▶ [Records shown]
**********
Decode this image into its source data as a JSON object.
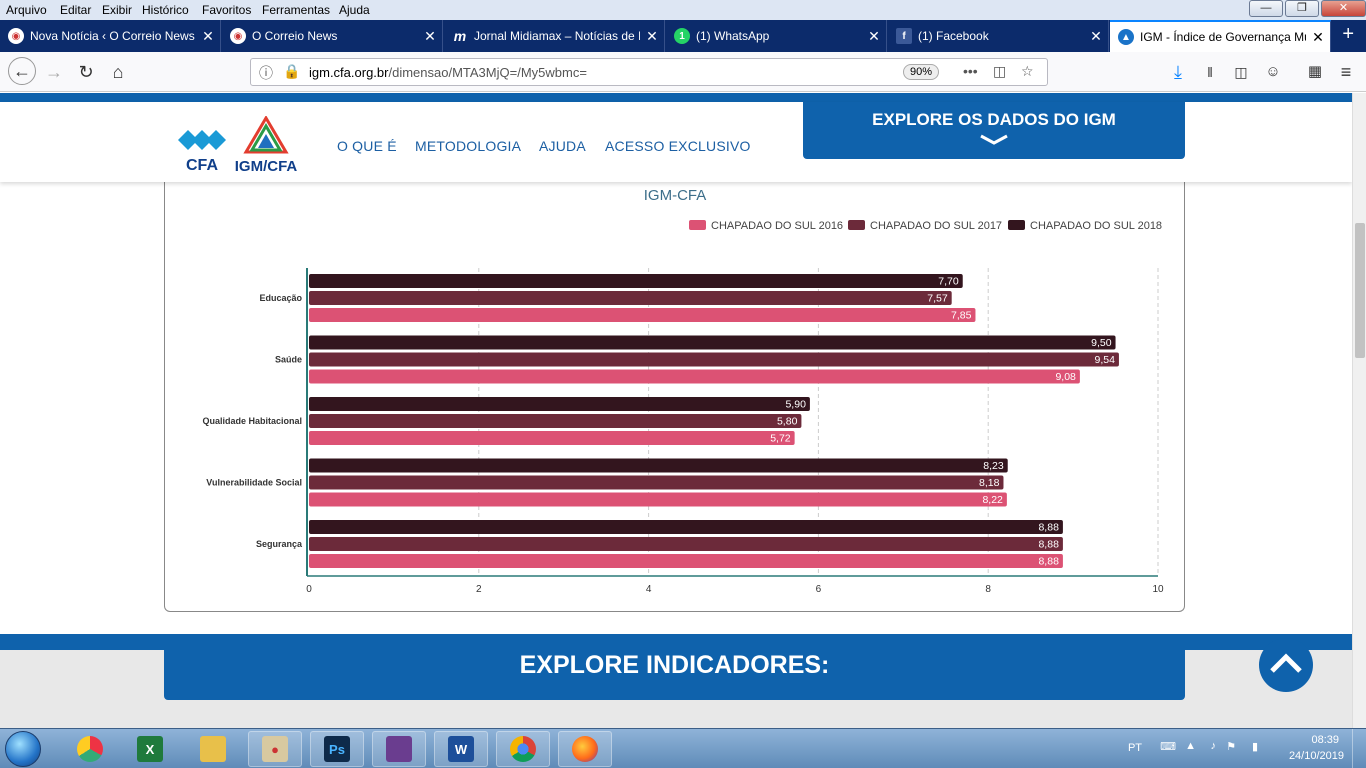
{
  "menubar": {
    "items": [
      "Arquivo",
      "Editar",
      "Exibir",
      "Histórico",
      "Favoritos",
      "Ferramentas",
      "Ajuda"
    ]
  },
  "tabs": [
    {
      "label": "Nova Notícia ‹ O Correio News",
      "icon": "correio-news-icon",
      "active": false
    },
    {
      "label": "O Correio News",
      "icon": "correio-news-icon",
      "active": false
    },
    {
      "label": "Jornal Midiamax – Notícias de MS",
      "icon": "midiamax-icon",
      "active": false
    },
    {
      "label": "(1) WhatsApp",
      "icon": "whatsapp-icon",
      "active": false
    },
    {
      "label": "(1) Facebook",
      "icon": "facebook-icon",
      "active": false
    },
    {
      "label": "IGM - Índice de Governança Municipal",
      "icon": "igm-icon",
      "active": true
    }
  ],
  "navbar": {
    "url_host": "igm.cfa.org.br",
    "url_path": "/dimensao/MTA3MjQ=/My5wbmc=",
    "zoom": "90%",
    "dots": "•••"
  },
  "site": {
    "logo_cfa": "CFA",
    "logo_igm": "IGM/CFA",
    "nav": [
      "O QUE É",
      "METODOLOGIA",
      "AJUDA",
      "ACESSO EXCLUSIVO"
    ],
    "explore_button": "EXPLORE OS DADOS DO IGM",
    "indicators_title": "EXPLORE INDICADORES:"
  },
  "chart_data": {
    "type": "bar",
    "orientation": "horizontal",
    "title": "IGM-CFA",
    "categories": [
      "Educação",
      "Saúde",
      "Qualidade Habitacional",
      "Vulnerabilidade Social",
      "Segurança"
    ],
    "series": [
      {
        "name": "CHAPADAO DO SUL 2016",
        "color": "#dc5274",
        "values": [
          7.85,
          9.08,
          5.72,
          8.22,
          8.88
        ],
        "labels": [
          "7,85",
          "9,08",
          "5,72",
          "8,22",
          "8,88"
        ]
      },
      {
        "name": "CHAPADAO DO SUL 2017",
        "color": "#6c2a3a",
        "values": [
          7.57,
          9.54,
          5.8,
          8.18,
          8.88
        ],
        "labels": [
          "7,57",
          "9,54",
          "5,80",
          "8,18",
          "8,88"
        ]
      },
      {
        "name": "CHAPADAO DO SUL 2018",
        "color": "#33151e",
        "values": [
          7.7,
          9.5,
          5.9,
          8.23,
          8.88
        ],
        "labels": [
          "7,70",
          "9,50",
          "5,90",
          "8,23",
          "8,88"
        ]
      }
    ],
    "xlim": [
      0,
      10
    ],
    "xticks": [
      "0",
      "2",
      "4",
      "6",
      "8",
      "10"
    ],
    "legend": "top-right",
    "grid": true
  },
  "taskbar": {
    "apps": [
      "chrome-remote-icon",
      "excel-icon",
      "file-explorer-icon",
      "paint-icon",
      "photoshop-icon",
      "movie-maker-icon",
      "word-icon",
      "chrome-icon",
      "firefox-icon"
    ],
    "lang": "PT",
    "time": "08:39",
    "date": "24/10/2019"
  }
}
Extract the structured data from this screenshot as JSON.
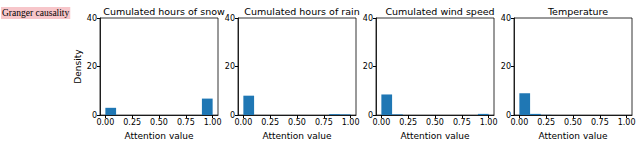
**********
▶ [Given task]
In the entries above, find each line with the word "name" and show it.

▶ [Expected answer]
        "name": "CHAPADAO DO SUL 2016",
        "name": "CHAPADAO DO SUL 2017",
        "name": "CHAPADAO DO SUL 2018",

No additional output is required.